### What is needed
Write out the part of the blog post on the MyFamily.com browser hijacker that opens with the words containing "In a 2004 Paul" and closes with "technology at Ancestry.com.", copying it word for word.

Sunday, December 30, 2007

MyFamily.com's Browser Hijacker

Click to enlarge on Featurepics
"Business Hack," © fluca

Probably unknown to current management of the Generations Network (TGN) and new owners, Spectrum Equity Investors, they have inherited a problem that has affected many: something is sometimes hijacking browsers to MyFamily.com.

The Ancestry Insider suffers from the problem on his laptop. Frustrated to his fill, he's finally fixated on finding and fixing this problem.

Part 1: An Unholy Alliance

On my laptop, when I enter a non-existent domain, say http://xyz.familysearch.org, my browser is redirected to MyFamily.com. Over several years I've tried several respected malware scanners, trying to detect and fix this problem, including Spybot Search and Destroy, Ad-Aware Free and Norton AntiVirus. When I upgraded to Internet Explorer 7, the problem remained. When I downloaded and tried Firefox, the hijacking still occurred.

My investigation thus far has been unable to determine if this situation is an unhappy accidental alignment of technology settings or the last vestige of an unholy alliance the company made years ago with aggressive Internet marketer, Gator.com.

Gator.com

According to Beau Sharbrough in a 2004 article in the Ancestry Daily News,

Spyware is unwanted software, hidden on your computer. It might include the following:

--- Adware. These programs serve you popup ads. They might also send information to advertisers. One of the more insidious examples is Gator. They produce popup ads that don't come from the site you are visiting. For a fee, they will put up Ford ads on pages that have “Honda” on them

Gator's adware technology was installed during the installation of some program offered for free in exchange for the permission to display advertising. Some of Gator's programs were eWallet, GotSmiley, Dashbar, Precision Time, Screenscenes and weatherscope. After installation, a user would be shown popup advertisements that matched their interests, which were inferred from the websites they visited. (Source)

Spyware legal expert, Benjamin Edelman, says,

Users who manage to read the [63-page Gator] license find surprising terms: Users must not run third-party tools (like Ad-Aware or Spybot) to remove Gator, and users must not investigate what personal information Gator tracks and sends.

Because the popups sometimes obscured the websites of competitors, and because Gator fought being described as "spyware", Gator and its software were involved in legal actions with or among: the Internet Advertising Bureau, Virtumundo, L.L. Bean, PriceGrabber, the New York Times, the Washington Post (among other media companies), Weight Watchers, DiscreetDrugs.com, DietWatch.com, Extended Stay America, Hertz, Lending Tree, Metrodate (representing a class of websites), Overstock.com, Quicken Loans, Six Continents Hotels, TigerDirect, UPS, Wells Fargo, Teleflora, Nordstrom's, JC Penney, Atkins, Gevalia, Interlinx (budgetlife.com) and PC Pitstop. (Source)

Paul Allen

In a 2004 Paul Allen, former Ancestry executive, wrote a blog article titled Gator files for IPO as Claria Corporation in which he acknowledged the use of Gator's technology at Ancestry.com.

My team at Ancestry.com used to advertise on Gator. It was cool to think that we could “gator” our competitors web sites and pop-up our advertisement just as a web user was thinking of subscribing to, say, genealogy.com [a competitor at the time]. I don’t think this should be considered illegal. If an end user wants a Gator tool on their machine to monitor what they are doing and save them money by giving them competing offers or coupons just in time, what is wrong with that?

### Record set

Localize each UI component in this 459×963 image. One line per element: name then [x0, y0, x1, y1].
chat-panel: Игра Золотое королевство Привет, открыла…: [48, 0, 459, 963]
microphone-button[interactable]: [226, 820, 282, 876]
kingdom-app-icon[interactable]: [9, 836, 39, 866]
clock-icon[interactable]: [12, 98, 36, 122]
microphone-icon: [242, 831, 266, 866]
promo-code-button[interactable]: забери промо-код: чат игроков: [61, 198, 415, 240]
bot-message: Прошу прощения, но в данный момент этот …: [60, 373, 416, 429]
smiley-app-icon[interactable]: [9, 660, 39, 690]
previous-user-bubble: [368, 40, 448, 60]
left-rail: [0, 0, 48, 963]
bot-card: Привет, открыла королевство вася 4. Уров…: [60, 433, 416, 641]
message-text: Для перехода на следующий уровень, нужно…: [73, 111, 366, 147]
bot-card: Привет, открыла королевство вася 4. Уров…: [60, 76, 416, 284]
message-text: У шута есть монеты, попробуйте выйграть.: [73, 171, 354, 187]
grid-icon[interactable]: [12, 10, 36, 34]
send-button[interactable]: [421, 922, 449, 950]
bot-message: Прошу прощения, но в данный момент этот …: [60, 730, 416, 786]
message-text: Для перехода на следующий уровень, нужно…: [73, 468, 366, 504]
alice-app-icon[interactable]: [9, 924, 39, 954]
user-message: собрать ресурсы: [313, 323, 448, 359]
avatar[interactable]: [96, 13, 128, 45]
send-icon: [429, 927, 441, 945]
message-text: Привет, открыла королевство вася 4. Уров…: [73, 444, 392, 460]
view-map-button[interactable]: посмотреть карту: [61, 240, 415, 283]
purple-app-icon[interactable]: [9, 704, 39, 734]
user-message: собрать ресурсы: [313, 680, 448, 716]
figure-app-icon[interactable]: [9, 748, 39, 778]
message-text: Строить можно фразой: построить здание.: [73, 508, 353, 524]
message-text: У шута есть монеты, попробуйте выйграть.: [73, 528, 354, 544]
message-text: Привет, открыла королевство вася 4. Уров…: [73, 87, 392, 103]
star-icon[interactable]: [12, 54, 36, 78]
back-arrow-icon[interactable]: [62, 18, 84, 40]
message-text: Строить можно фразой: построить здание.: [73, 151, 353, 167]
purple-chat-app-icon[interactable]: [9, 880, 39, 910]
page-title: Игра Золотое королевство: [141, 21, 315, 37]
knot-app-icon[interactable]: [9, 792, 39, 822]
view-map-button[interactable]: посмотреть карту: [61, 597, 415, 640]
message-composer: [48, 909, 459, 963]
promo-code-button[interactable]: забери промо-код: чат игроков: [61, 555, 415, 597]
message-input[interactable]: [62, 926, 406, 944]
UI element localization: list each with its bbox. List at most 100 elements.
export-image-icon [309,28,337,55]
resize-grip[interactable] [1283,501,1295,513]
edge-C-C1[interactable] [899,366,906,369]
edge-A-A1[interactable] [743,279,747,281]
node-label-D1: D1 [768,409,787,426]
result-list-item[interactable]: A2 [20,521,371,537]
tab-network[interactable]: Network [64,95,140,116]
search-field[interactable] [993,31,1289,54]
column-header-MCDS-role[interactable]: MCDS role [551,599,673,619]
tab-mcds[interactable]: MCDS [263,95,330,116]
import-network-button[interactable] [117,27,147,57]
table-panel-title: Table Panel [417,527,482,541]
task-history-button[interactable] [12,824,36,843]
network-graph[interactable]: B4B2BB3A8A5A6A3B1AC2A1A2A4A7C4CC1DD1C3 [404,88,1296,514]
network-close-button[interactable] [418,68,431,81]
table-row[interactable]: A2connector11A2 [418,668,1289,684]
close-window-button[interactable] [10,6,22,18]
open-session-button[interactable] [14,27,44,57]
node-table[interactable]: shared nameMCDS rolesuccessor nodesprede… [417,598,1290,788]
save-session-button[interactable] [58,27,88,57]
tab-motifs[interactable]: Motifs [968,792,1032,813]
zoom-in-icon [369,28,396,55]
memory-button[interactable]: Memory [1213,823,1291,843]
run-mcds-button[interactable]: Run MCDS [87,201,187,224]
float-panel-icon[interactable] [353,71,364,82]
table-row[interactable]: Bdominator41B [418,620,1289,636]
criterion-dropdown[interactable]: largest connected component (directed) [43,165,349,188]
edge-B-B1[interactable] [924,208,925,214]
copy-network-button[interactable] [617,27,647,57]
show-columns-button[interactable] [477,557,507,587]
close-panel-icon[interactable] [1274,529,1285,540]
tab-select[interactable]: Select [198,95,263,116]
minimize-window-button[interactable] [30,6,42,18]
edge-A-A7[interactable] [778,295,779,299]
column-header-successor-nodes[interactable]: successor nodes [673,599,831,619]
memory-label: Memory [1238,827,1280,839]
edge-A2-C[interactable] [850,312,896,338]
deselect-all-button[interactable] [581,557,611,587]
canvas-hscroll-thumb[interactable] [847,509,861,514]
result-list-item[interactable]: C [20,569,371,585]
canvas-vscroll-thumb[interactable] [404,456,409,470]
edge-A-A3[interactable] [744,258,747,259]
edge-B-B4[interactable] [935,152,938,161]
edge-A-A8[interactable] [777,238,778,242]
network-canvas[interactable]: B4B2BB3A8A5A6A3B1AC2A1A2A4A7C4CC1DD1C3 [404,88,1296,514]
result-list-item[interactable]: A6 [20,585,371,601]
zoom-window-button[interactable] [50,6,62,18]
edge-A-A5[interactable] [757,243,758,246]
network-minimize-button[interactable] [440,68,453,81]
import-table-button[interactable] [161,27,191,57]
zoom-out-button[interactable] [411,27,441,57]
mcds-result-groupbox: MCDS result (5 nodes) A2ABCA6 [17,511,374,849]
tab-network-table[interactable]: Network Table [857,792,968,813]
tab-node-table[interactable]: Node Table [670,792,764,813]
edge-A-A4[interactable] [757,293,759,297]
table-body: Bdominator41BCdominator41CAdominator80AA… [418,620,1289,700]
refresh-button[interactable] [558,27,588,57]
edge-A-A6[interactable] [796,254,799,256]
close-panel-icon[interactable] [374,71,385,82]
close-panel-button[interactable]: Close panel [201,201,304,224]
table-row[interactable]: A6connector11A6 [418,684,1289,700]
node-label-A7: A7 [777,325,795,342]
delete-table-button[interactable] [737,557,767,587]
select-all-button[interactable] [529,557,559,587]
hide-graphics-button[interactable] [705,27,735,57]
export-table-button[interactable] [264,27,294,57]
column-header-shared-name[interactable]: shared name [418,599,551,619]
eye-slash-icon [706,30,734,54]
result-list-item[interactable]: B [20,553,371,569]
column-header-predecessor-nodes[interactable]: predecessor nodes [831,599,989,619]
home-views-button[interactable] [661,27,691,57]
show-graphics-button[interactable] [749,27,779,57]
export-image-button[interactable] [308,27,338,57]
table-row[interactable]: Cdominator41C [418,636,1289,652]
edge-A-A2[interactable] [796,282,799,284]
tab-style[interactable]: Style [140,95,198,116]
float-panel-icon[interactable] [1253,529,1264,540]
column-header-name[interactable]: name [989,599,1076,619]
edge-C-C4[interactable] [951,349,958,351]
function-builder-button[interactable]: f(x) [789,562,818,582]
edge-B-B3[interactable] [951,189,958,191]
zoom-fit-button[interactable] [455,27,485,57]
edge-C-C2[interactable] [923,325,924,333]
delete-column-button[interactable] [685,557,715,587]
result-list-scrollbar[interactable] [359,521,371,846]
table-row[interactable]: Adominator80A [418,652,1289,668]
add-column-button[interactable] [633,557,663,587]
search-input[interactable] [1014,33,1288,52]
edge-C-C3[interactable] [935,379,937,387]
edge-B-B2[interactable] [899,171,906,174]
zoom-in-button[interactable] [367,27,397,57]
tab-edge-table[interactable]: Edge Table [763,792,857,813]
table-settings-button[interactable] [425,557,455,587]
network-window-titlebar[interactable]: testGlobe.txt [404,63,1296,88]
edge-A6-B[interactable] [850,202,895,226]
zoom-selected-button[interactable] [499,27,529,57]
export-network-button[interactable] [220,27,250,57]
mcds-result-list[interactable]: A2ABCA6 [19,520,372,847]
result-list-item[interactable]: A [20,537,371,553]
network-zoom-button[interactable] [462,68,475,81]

### Exercise solution
In a 2004 Paul Allen, former Ancestry executive, wrote a blog article titled Gator files for IPO as Claria Corporation in which he acknowledged the use of Gator's technology at Ancestry.com.